→ **Provided data**
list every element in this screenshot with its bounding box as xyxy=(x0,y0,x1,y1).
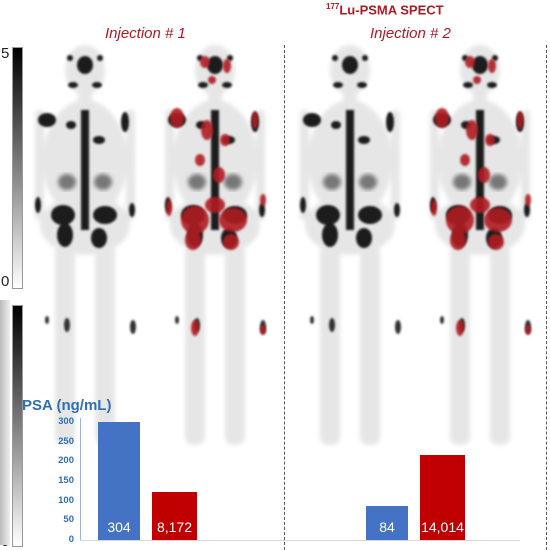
psa-bar xyxy=(152,492,197,540)
colorbar-top xyxy=(12,47,23,289)
x-axis-baseline xyxy=(80,540,520,541)
title-main: Lu-PSMA SPECT xyxy=(339,2,444,18)
psa-bar xyxy=(420,455,465,540)
injection-1-label: Injection # 1 xyxy=(105,25,186,42)
y-tick-label: 50 xyxy=(63,514,74,526)
figure-title: 177Lu-PSMA SPECT xyxy=(326,2,444,17)
colorbar-bottom xyxy=(12,305,23,547)
scan-injection-1-grayscale xyxy=(35,45,136,445)
injection-2-label: Injection # 2 xyxy=(370,25,451,42)
scan-injection-2-overlay-base xyxy=(430,45,531,445)
y-tick-label: 0 xyxy=(68,534,74,545)
scan-injection-2-grayscale xyxy=(300,45,401,445)
psa-bar xyxy=(98,422,140,540)
bar-value-label: 84 xyxy=(379,519,395,535)
y-tick-label: 150 xyxy=(58,475,74,486)
chart-title: PSA (ng/mL) xyxy=(22,397,112,414)
bar-value-label: 14,014 xyxy=(421,519,464,535)
psa-bar xyxy=(366,506,408,540)
bar-value-label: 304 xyxy=(107,519,131,535)
panel-divider xyxy=(284,45,285,550)
y-tick-label: 200 xyxy=(58,455,74,467)
colorbar-top-max: 5 xyxy=(1,45,10,62)
right-edge-divider xyxy=(546,45,547,550)
left-edge-scan-strip xyxy=(0,300,10,545)
y-tick-label: 250 xyxy=(58,435,74,447)
scan-injection-1-overlay-base xyxy=(165,45,266,445)
y-axis-line xyxy=(80,418,81,541)
colorbar-top-min: 0 xyxy=(1,273,10,290)
title-superscript: 177 xyxy=(326,2,340,11)
bar-value-label: 8,172 xyxy=(156,519,193,535)
y-tick-label: 300 xyxy=(58,416,74,427)
y-tick-label: 100 xyxy=(58,494,74,506)
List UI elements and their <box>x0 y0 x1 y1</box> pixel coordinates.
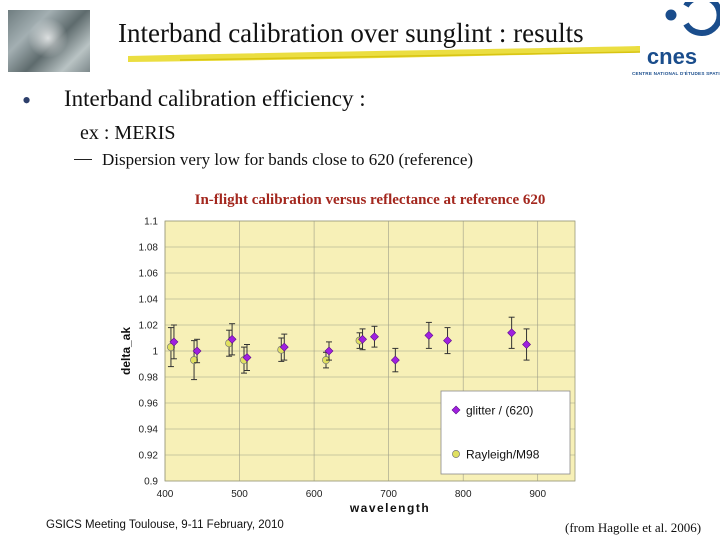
glitter-point <box>522 340 531 349</box>
y-tick-label: 1.08 <box>139 243 159 254</box>
legend-marker <box>452 450 460 458</box>
glitter-point <box>169 337 179 347</box>
y-axis-label: delta_ak <box>119 327 133 375</box>
glitter-point <box>507 328 517 338</box>
y-tick-label: 1 <box>152 347 158 358</box>
legend-label: glitter / (620) <box>466 404 533 418</box>
logo-subtitle: CENTRE NATIONAL D'ÉTUDES SPATIALES <box>632 71 720 76</box>
legend-marker <box>451 405 461 415</box>
legend-box <box>440 390 571 475</box>
x-tick-label: 900 <box>529 489 546 500</box>
rayleigh-point <box>166 343 175 352</box>
chart-caption: In-flight calibration versus reflectance… <box>194 192 546 208</box>
x-tick-label: 400 <box>157 489 174 500</box>
legend: glitter / (620) Rayleigh/M98 <box>440 390 571 475</box>
y-tick-label: 1.06 <box>139 269 159 280</box>
glitter-point <box>390 355 400 365</box>
bullet-dot-icon: • <box>22 86 32 115</box>
glitter-point <box>279 342 289 352</box>
rayleigh-point <box>190 356 199 365</box>
bullet-text: Interband calibration efficiency : <box>64 86 366 111</box>
y-tick-label: 0.94 <box>139 425 159 436</box>
x-tick-label: 800 <box>455 489 472 500</box>
legend-label: Rayleigh/M98 <box>466 448 540 462</box>
y-tick-label: 0.9 <box>144 477 158 488</box>
glitter-point <box>358 334 367 344</box>
y-tick-label: 0.92 <box>139 451 159 462</box>
logo-wordmark: cnes <box>647 44 697 69</box>
x-tick-label: 600 <box>306 489 323 500</box>
footer-meeting: GSICS Meeting Toulouse, 9-11 February, 2… <box>46 519 284 531</box>
glitter-point <box>443 336 452 346</box>
y-tick-label: 1.04 <box>139 295 159 306</box>
data-points <box>166 316 531 381</box>
glitter-point <box>324 346 334 356</box>
slide-title: Interband calibration over sunglint : re… <box>118 18 584 48</box>
sunglint-thumbnail <box>8 10 90 72</box>
glitter-point <box>424 330 434 340</box>
logo-dot-icon <box>665 9 677 21</box>
glitter-point <box>227 334 237 344</box>
x-tick-label: 500 <box>231 489 248 500</box>
glitter-point <box>192 346 202 356</box>
glitter-point <box>242 353 252 362</box>
y-tick-label: 1.1 <box>144 217 158 228</box>
y-tick-label: 0.98 <box>139 373 159 384</box>
glitter-point <box>370 332 379 342</box>
x-axis-label: wavelength <box>349 501 430 515</box>
plot-frame <box>164 220 576 482</box>
x-tick-label: 700 <box>380 489 397 500</box>
y-tick-label: 0.96 <box>139 399 159 410</box>
sub-bullet-meris: ex : MERIS <box>80 122 176 144</box>
footer-source: (from Hagolle et al. 2006) <box>565 520 702 535</box>
dash-icon <box>74 158 92 160</box>
tick-labels: 0.9 0.92 0.94 0.96 0.98 1 1.02 1.04 1.06 1.08 1.1 4… <box>139 217 547 501</box>
y-tick-label: 1.02 <box>139 321 159 332</box>
sub-bullet-dispersion-text: Dispersion very low for bands close to 6… <box>102 150 474 169</box>
sub-bullet-dispersion: Dispersion very low for bands close to 6… <box>74 150 473 170</box>
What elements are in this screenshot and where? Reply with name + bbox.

→ **Objective**
Copy every line of the items above word for word, leaving out the pictures.

→ **The solution**
list every element in this screenshot with its bounding box as xyxy=(x0,y0,x1,y1).
psa-bar xyxy=(152,492,197,540)
colorbar-top xyxy=(12,47,23,289)
x-axis-baseline xyxy=(80,540,520,541)
title-main: Lu-PSMA SPECT xyxy=(339,2,444,18)
psa-bar xyxy=(420,455,465,540)
injection-1-label: Injection # 1 xyxy=(105,25,186,42)
y-tick-label: 50 xyxy=(63,514,74,526)
figure-title: 177Lu-PSMA SPECT xyxy=(326,2,444,17)
colorbar-bottom xyxy=(12,305,23,547)
scan-injection-1-grayscale xyxy=(35,45,136,445)
injection-2-label: Injection # 2 xyxy=(370,25,451,42)
scan-injection-2-overlay-base xyxy=(430,45,531,445)
y-tick-label: 0 xyxy=(68,534,74,545)
scan-injection-2-grayscale xyxy=(300,45,401,445)
psa-bar xyxy=(98,422,140,540)
bar-value-label: 84 xyxy=(379,519,395,535)
y-tick-label: 150 xyxy=(58,475,74,486)
chart-title: PSA (ng/mL) xyxy=(22,397,112,414)
bar-value-label: 14,014 xyxy=(421,519,464,535)
psa-bar xyxy=(366,506,408,540)
bar-value-label: 304 xyxy=(107,519,131,535)
panel-divider xyxy=(284,45,285,550)
y-tick-label: 200 xyxy=(58,455,74,467)
colorbar-top-max: 5 xyxy=(1,45,10,62)
right-edge-divider xyxy=(546,45,547,550)
left-edge-scan-strip xyxy=(0,300,10,545)
y-tick-label: 250 xyxy=(58,435,74,447)
scan-injection-1-overlay-base xyxy=(165,45,266,445)
y-axis-line xyxy=(80,418,81,541)
colorbar-top-min: 0 xyxy=(1,273,10,290)
title-superscript: 177 xyxy=(326,2,340,11)
bar-value-label: 8,172 xyxy=(156,519,193,535)
y-tick-label: 300 xyxy=(58,416,74,427)
y-tick-label: 100 xyxy=(58,494,74,506)
List UI elements and their <box>x0 y0 x1 y1</box> pixel coordinates.
glitter-point <box>522 340 531 349</box>
y-tick-label: 1.08 <box>139 243 159 254</box>
legend-marker <box>452 450 460 458</box>
glitter-point <box>169 337 179 347</box>
y-axis-label: delta_ak <box>119 327 133 375</box>
glitter-point <box>507 328 517 338</box>
y-tick-label: 1 <box>152 347 158 358</box>
legend-label: glitter / (620) <box>466 404 533 418</box>
logo-subtitle: CENTRE NATIONAL D'ÉTUDES SPATIALES <box>632 71 720 76</box>
legend-marker <box>451 405 461 415</box>
legend-box <box>440 390 571 475</box>
x-tick-label: 900 <box>529 489 546 500</box>
rayleigh-point <box>166 343 175 352</box>
chart-caption: In-flight calibration versus reflectance… <box>194 192 546 208</box>
x-tick-label: 400 <box>157 489 174 500</box>
legend: glitter / (620) Rayleigh/M98 <box>440 390 571 475</box>
y-tick-label: 1.06 <box>139 269 159 280</box>
glitter-point <box>390 355 400 365</box>
bullet-dot-icon: • <box>22 86 32 115</box>
glitter-point <box>279 342 289 352</box>
rayleigh-point <box>190 356 199 365</box>
bullet-text: Interband calibration efficiency : <box>64 86 366 111</box>
y-tick-label: 0.94 <box>139 425 159 436</box>
x-tick-label: 800 <box>455 489 472 500</box>
legend-label: Rayleigh/M98 <box>466 448 540 462</box>
y-tick-label: 0.9 <box>144 477 158 488</box>
glitter-point <box>358 334 367 344</box>
y-tick-label: 0.92 <box>139 451 159 462</box>
logo-wordmark: cnes <box>647 44 697 69</box>
x-tick-label: 600 <box>306 489 323 500</box>
footer-meeting: GSICS Meeting Toulouse, 9-11 February, 2… <box>46 519 284 531</box>
glitter-point <box>443 336 452 346</box>
y-tick-label: 1.04 <box>139 295 159 306</box>
data-points <box>166 316 531 381</box>
glitter-point <box>324 346 334 356</box>
slide-title: Interband calibration over sunglint : re… <box>118 18 584 48</box>
sunglint-thumbnail <box>8 10 90 72</box>
glitter-point <box>424 330 434 340</box>
logo-dot-icon <box>665 9 677 21</box>
glitter-point <box>227 334 237 344</box>
x-tick-label: 500 <box>231 489 248 500</box>
glitter-point <box>192 346 202 356</box>
glitter-point <box>242 353 252 362</box>
y-tick-label: 1.1 <box>144 217 158 228</box>
y-tick-label: 0.98 <box>139 373 159 384</box>
glitter-point <box>370 332 379 342</box>
x-axis-label: wavelength <box>349 501 430 515</box>
plot-frame <box>164 220 576 482</box>
x-tick-label: 700 <box>380 489 397 500</box>
y-tick-label: 0.96 <box>139 399 159 410</box>
sub-bullet-meris: ex : MERIS <box>80 122 176 144</box>
footer-source: (from Hagolle et al. 2006) <box>565 520 702 535</box>
dash-icon <box>74 158 92 160</box>
tick-labels: 0.9 0.92 0.94 0.96 0.98 1 1.02 1.04 1.06 1.08 1.1 4… <box>139 217 547 501</box>
y-tick-label: 1.02 <box>139 321 159 332</box>
sub-bullet-dispersion-text: Dispersion very low for bands close to 6… <box>102 150 474 169</box>
sub-bullet-dispersion: Dispersion very low for bands close to 6… <box>74 150 473 170</box>
What elements are in this screenshot and where? Reply with name + bbox.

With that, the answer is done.